[Begin RECORDS SHOWN]
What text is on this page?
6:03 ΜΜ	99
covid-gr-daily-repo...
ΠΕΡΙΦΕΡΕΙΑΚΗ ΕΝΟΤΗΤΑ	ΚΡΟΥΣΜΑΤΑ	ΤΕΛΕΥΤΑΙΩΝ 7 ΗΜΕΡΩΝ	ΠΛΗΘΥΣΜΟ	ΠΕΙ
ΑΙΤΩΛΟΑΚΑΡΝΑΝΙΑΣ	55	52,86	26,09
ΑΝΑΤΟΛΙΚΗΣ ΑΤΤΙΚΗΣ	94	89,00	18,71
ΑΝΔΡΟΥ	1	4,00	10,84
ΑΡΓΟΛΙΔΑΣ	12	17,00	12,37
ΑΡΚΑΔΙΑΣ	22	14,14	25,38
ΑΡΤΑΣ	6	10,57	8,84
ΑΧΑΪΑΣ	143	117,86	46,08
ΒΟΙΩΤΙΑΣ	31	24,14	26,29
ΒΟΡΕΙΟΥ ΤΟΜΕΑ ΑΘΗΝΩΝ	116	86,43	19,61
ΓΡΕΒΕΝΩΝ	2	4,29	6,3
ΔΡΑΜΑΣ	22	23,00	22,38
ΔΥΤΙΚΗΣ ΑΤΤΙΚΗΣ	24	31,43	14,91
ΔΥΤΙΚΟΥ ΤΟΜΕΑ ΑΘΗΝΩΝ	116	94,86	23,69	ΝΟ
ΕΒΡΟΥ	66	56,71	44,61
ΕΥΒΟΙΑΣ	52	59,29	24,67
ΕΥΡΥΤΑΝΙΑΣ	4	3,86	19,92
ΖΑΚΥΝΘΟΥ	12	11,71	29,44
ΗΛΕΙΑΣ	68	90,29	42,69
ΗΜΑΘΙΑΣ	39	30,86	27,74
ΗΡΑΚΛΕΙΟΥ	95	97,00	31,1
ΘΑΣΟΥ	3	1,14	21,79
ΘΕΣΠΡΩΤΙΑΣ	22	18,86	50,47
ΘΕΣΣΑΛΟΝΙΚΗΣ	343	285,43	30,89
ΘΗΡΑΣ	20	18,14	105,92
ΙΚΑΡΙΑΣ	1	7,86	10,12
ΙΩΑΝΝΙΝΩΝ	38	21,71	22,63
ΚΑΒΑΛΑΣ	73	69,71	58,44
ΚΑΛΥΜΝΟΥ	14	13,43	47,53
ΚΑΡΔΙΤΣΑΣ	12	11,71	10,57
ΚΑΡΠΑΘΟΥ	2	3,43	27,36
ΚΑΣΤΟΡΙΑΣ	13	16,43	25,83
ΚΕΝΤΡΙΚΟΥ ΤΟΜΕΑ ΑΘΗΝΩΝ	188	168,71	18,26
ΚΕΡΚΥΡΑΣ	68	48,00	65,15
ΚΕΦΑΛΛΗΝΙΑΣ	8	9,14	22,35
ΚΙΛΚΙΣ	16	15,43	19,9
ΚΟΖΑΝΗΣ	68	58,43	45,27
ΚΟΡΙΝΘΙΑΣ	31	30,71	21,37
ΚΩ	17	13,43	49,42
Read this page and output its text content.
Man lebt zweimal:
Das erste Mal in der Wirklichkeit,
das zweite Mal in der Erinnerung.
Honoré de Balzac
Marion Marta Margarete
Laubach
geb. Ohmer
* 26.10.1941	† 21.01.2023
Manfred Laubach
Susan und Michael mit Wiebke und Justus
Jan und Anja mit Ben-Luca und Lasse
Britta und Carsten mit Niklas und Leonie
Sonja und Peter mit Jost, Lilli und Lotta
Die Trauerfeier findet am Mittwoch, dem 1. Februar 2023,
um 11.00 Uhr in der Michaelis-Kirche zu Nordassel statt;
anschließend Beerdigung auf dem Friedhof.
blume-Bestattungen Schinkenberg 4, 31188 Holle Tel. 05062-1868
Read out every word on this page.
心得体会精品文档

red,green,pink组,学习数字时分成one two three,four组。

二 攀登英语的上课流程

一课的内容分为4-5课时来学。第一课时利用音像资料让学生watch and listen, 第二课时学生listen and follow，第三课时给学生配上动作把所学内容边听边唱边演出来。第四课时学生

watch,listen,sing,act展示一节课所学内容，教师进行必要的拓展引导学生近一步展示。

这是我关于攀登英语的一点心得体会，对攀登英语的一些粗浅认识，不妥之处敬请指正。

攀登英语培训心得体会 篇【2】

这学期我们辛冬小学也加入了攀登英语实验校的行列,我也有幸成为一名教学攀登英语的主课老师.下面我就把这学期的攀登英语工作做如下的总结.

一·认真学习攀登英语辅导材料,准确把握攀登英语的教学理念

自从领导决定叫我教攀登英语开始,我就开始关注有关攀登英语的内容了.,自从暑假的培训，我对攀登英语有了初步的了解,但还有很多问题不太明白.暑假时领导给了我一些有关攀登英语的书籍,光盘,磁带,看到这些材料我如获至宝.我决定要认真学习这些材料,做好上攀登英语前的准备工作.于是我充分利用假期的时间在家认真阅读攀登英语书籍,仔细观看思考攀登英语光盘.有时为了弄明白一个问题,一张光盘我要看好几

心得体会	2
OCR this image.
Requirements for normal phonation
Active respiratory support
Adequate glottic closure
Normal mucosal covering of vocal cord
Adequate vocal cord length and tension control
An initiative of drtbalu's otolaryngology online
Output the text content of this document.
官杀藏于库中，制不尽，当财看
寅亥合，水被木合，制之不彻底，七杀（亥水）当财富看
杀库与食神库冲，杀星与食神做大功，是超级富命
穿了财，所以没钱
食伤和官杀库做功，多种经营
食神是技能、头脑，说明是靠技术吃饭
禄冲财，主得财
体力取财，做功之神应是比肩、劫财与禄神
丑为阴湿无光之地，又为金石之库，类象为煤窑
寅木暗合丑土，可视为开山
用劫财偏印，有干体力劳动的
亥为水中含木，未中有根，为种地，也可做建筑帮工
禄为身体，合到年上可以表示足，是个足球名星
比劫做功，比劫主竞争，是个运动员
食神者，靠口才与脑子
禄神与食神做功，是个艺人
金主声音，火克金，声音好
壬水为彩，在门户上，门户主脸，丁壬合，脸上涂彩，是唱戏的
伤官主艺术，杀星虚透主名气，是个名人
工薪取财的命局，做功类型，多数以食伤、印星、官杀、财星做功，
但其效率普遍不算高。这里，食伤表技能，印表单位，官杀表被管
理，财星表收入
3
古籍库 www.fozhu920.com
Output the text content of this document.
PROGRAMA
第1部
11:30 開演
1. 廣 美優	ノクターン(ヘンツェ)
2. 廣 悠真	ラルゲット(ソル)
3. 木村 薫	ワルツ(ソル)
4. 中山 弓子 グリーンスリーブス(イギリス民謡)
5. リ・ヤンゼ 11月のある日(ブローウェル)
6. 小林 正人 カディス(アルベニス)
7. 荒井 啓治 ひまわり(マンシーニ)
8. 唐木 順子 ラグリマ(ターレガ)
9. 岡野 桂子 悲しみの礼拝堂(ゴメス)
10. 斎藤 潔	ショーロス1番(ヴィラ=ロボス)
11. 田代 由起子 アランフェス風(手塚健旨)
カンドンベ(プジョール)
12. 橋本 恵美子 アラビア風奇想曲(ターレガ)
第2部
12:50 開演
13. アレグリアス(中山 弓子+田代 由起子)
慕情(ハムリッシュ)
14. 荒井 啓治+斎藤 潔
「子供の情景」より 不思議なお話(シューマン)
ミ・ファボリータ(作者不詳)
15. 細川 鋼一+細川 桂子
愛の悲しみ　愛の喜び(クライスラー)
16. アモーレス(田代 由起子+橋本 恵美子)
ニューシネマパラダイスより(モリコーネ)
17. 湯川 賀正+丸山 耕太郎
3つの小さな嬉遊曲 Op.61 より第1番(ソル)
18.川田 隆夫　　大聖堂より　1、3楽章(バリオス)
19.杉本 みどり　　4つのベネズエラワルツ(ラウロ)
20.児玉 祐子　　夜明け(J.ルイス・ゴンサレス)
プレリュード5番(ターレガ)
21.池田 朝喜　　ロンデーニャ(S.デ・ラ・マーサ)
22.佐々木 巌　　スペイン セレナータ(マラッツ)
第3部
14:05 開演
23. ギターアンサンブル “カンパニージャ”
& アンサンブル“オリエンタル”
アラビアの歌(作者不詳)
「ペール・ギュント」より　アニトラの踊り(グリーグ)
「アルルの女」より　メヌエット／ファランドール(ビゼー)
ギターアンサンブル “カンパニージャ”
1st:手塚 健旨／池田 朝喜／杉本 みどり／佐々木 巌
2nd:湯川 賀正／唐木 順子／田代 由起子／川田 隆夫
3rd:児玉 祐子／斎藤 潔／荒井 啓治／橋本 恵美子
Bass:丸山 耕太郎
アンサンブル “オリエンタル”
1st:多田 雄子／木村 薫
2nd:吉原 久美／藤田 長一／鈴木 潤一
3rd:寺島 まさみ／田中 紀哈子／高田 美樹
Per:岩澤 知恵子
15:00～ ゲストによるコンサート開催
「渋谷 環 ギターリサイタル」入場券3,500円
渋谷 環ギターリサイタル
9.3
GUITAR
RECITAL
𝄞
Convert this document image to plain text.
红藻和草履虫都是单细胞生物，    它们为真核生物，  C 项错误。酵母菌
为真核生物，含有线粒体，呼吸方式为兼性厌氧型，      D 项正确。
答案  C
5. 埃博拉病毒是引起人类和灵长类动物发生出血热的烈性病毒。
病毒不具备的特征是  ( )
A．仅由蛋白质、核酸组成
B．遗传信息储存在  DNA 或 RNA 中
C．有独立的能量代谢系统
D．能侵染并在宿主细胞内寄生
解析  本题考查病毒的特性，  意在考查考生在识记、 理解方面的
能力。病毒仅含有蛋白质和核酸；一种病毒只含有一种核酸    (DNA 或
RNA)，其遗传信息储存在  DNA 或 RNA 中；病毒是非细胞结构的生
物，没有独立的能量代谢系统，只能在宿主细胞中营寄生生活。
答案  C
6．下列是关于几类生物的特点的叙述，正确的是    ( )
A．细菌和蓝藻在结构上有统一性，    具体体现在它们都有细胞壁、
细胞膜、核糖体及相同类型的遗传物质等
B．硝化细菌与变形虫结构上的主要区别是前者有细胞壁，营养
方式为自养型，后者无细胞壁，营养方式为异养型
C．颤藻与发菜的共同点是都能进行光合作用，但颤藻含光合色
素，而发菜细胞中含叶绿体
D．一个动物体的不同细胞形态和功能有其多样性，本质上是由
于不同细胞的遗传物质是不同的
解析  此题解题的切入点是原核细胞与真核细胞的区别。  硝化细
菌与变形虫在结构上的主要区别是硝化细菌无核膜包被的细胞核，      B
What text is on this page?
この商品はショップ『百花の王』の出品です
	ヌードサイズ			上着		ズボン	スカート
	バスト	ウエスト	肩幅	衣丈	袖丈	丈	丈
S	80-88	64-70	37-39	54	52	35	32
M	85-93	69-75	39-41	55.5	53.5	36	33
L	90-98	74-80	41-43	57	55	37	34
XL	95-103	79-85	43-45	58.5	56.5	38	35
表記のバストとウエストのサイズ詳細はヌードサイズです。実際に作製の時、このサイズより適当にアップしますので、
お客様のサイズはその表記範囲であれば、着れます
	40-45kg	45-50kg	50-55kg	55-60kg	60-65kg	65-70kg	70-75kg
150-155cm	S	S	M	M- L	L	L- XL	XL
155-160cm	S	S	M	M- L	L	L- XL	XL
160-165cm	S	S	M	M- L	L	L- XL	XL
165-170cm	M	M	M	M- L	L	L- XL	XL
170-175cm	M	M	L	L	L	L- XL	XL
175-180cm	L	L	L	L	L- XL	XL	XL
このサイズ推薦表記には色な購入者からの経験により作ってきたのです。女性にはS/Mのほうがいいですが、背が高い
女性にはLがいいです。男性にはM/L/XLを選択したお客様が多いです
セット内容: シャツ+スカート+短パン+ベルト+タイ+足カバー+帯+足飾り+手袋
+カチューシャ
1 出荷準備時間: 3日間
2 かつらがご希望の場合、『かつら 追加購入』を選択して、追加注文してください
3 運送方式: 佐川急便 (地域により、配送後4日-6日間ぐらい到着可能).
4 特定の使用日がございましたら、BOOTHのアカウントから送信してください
[End RECORDS SHOWN]
GIVEN INSTRUCTION: Gather and copy every line of the data in which the string "image" is found.

WRITTEN SOLUTION:
OCR this image.
Convert this document image to plain text.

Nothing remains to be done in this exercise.